##### Provided records

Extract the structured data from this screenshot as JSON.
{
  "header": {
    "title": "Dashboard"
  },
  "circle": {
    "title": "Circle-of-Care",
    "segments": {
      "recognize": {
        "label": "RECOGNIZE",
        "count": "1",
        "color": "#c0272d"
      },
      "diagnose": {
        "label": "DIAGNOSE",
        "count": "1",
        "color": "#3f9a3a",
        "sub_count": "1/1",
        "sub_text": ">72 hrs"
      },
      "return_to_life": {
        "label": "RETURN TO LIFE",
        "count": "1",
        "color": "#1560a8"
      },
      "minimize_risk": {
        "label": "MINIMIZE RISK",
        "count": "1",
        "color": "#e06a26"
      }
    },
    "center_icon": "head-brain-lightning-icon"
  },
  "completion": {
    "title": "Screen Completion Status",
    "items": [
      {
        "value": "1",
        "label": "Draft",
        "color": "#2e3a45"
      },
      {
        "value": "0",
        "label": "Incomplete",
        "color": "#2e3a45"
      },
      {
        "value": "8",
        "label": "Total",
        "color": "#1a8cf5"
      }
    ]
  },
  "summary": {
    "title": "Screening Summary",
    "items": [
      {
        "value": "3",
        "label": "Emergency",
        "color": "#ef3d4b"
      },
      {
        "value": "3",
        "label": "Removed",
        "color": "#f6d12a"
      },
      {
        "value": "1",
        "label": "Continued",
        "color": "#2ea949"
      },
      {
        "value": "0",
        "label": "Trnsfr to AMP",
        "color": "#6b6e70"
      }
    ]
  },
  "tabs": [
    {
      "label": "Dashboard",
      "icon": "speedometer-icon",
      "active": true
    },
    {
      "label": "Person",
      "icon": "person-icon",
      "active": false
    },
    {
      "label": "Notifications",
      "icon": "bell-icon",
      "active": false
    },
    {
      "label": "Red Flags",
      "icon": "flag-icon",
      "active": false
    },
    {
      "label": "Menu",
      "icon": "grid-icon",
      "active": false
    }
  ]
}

##########

Aim of the exercise: Go through the listing and copy all of it exactly.

Correct answer:
Extract the structured data from this screenshot as JSON.
{
  "header": {
    "title": "Dashboard"
  },
  "circle": {
    "title": "Circle-of-Care",
    "segments": {
      "recognize": {
        "label": "RECOGNIZE",
        "count": "1",
        "color": "#c0272d"
      },
      "diagnose": {
        "label": "DIAGNOSE",
        "count": "1",
        "color": "#3f9a3a",
        "sub_count": "1/1",
        "sub_text": ">72 hrs"
      },
      "return_to_life": {
        "label": "RETURN TO LIFE",
        "count": "1",
        "color": "#1560a8"
      },
      "minimize_risk": {
        "label": "MINIMIZE RISK",
        "count": "1",
        "color": "#e06a26"
      }
    },
    "center_icon": "head-brain-lightning-icon"
  },
  "completion": {
    "title": "Screen Completion Status",
    "items": [
      {
        "value": "1",
        "label": "Draft",
        "color": "#2e3a45"
      },
      {
        "value": "0",
        "label": "Incomplete",
        "color": "#2e3a45"
      },
      {
        "value": "8",
        "label": "Total",
        "color": "#1a8cf5"
      }
    ]
  },
  "summary": {
    "title": "Screening Summary",
    "items": [
      {
        "value": "3",
        "label": "Emergency",
        "color": "#ef3d4b"
      },
      {
        "value": "3",
        "label": "Removed",
        "color": "#f6d12a"
      },
      {
        "value": "1",
        "label": "Continued",
        "color": "#2ea949"
      },
      {
        "value": "0",
        "label": "Trnsfr to AMP",
        "color": "#6b6e70"
      }
    ]
  },
  "tabs": [
    {
      "label": "Dashboard",
      "icon": "speedometer-icon",
      "active": true
    },
    {
      "label": "Person",
      "icon": "person-icon",
      "active": false
    },
    {
      "label": "Notifications",
      "icon": "bell-icon",
      "active": false
    },
    {
      "label": "Red Flags",
      "icon": "flag-icon",
      "active": false
    },
    {
      "label": "Menu",
      "icon": "grid-icon",
      "active": false
    }
  ]
}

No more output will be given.